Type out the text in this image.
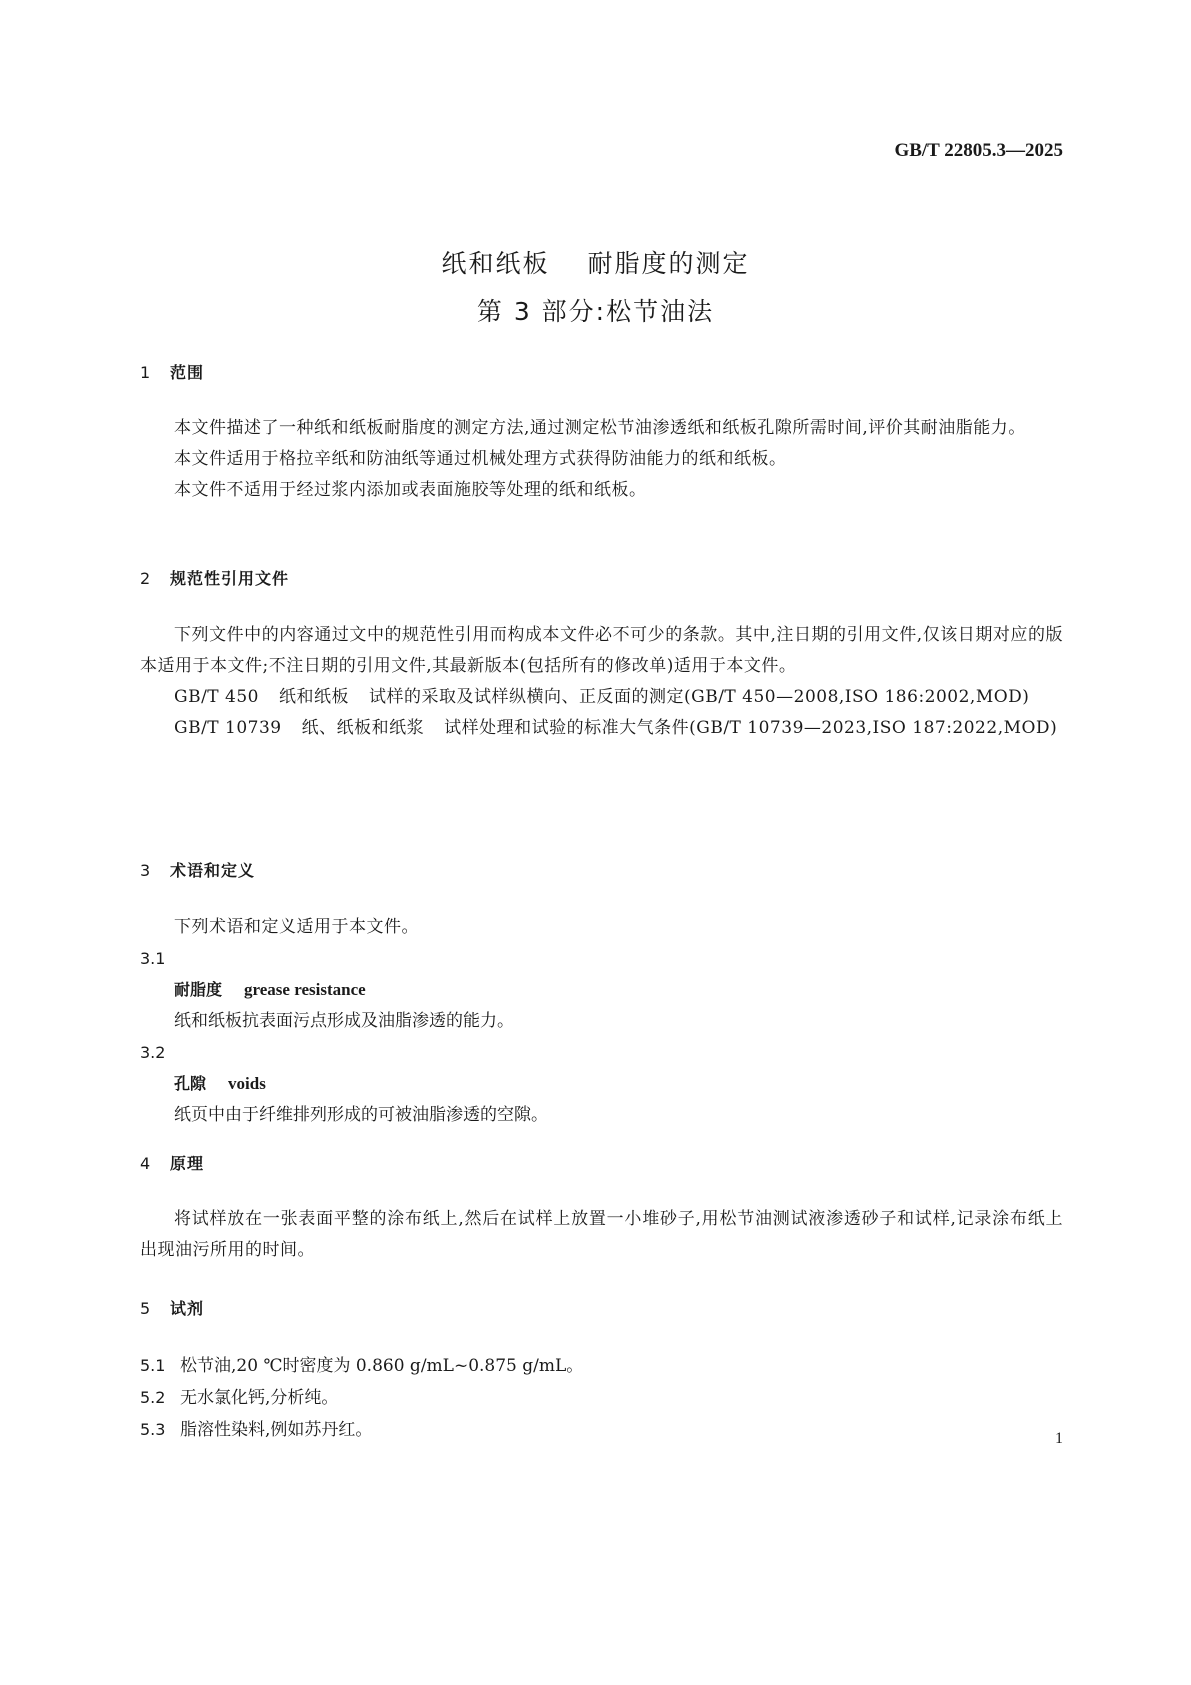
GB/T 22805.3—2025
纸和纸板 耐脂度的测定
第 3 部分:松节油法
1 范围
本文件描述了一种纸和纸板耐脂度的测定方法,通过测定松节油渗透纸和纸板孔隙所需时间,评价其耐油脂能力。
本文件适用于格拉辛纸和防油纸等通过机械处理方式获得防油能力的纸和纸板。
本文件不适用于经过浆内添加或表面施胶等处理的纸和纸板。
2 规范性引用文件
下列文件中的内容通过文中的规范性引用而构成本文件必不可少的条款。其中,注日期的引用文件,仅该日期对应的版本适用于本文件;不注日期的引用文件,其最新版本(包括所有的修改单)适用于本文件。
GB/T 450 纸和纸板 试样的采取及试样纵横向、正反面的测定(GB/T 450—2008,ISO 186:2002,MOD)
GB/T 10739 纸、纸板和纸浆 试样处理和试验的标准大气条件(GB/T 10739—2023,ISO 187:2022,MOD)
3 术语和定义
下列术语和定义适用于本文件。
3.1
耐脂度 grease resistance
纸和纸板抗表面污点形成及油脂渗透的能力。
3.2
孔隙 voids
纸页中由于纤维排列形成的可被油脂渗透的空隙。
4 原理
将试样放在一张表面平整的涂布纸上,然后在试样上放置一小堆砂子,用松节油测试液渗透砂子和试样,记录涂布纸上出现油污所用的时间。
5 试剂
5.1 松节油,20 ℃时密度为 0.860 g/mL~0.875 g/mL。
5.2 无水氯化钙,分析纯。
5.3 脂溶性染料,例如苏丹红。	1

• • • • • • •

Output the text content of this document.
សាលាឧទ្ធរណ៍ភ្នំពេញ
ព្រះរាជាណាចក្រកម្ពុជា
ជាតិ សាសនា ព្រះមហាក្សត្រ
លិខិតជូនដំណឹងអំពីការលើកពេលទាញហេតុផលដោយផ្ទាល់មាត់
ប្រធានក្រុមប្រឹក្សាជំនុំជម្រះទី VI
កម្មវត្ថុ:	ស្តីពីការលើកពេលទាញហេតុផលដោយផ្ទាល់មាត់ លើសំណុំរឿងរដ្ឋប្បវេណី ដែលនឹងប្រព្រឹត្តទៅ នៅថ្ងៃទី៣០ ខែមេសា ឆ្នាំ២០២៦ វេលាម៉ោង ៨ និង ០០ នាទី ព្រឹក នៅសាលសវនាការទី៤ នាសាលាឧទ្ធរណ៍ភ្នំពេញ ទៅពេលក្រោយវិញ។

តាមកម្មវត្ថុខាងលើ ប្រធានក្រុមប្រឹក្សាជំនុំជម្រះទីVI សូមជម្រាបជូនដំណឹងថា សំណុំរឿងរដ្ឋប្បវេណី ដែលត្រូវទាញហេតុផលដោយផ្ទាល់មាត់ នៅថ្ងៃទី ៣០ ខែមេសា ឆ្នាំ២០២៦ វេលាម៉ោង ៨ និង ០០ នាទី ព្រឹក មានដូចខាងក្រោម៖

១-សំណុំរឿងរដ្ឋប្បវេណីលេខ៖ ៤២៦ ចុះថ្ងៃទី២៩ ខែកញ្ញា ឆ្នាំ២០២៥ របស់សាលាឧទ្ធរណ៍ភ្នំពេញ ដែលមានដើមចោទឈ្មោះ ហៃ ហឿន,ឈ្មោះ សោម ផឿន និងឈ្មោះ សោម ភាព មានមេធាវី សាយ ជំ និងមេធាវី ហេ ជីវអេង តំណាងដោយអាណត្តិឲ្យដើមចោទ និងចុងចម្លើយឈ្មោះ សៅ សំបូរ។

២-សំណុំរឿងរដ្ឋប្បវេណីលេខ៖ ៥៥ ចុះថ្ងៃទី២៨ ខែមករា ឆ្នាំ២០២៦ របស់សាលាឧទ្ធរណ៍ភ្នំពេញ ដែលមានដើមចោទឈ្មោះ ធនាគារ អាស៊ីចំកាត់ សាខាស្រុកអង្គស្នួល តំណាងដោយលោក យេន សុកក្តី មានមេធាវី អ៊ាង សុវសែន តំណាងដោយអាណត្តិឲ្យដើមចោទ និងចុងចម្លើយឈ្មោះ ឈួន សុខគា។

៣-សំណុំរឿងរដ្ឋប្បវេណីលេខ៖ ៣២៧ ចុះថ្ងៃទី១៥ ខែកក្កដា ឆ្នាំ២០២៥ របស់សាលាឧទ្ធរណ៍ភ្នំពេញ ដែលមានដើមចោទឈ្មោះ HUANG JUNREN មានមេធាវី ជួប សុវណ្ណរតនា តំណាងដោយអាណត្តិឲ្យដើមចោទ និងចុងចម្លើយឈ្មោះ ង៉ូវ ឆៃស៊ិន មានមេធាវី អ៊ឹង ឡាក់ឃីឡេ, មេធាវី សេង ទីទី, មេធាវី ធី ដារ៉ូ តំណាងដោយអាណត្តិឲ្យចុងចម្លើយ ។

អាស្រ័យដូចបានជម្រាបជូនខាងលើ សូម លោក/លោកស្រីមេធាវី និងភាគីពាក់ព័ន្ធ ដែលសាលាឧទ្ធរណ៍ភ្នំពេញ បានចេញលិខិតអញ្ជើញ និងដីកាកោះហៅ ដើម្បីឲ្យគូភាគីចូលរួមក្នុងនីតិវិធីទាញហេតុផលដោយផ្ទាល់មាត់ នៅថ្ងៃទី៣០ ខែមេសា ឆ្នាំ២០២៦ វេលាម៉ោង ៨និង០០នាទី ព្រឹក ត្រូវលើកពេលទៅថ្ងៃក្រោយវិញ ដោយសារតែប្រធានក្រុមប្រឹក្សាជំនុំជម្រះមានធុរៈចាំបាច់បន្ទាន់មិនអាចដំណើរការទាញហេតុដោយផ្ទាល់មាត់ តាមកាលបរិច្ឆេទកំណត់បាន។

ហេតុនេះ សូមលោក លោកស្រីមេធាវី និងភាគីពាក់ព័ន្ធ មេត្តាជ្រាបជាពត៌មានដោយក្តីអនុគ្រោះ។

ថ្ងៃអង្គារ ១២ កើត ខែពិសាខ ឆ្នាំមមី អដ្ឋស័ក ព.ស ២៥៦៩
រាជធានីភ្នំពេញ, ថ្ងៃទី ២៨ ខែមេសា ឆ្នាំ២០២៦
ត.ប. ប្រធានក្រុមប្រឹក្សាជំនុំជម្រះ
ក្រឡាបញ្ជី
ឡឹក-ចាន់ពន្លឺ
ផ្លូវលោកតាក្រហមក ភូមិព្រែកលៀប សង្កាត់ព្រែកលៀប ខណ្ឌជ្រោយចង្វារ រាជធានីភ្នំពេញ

• • • • • • •

Exercise task: Using the material above, report each line where "text" occurs.

The completed task:
Type out the text in this image.
Output the text content of this document.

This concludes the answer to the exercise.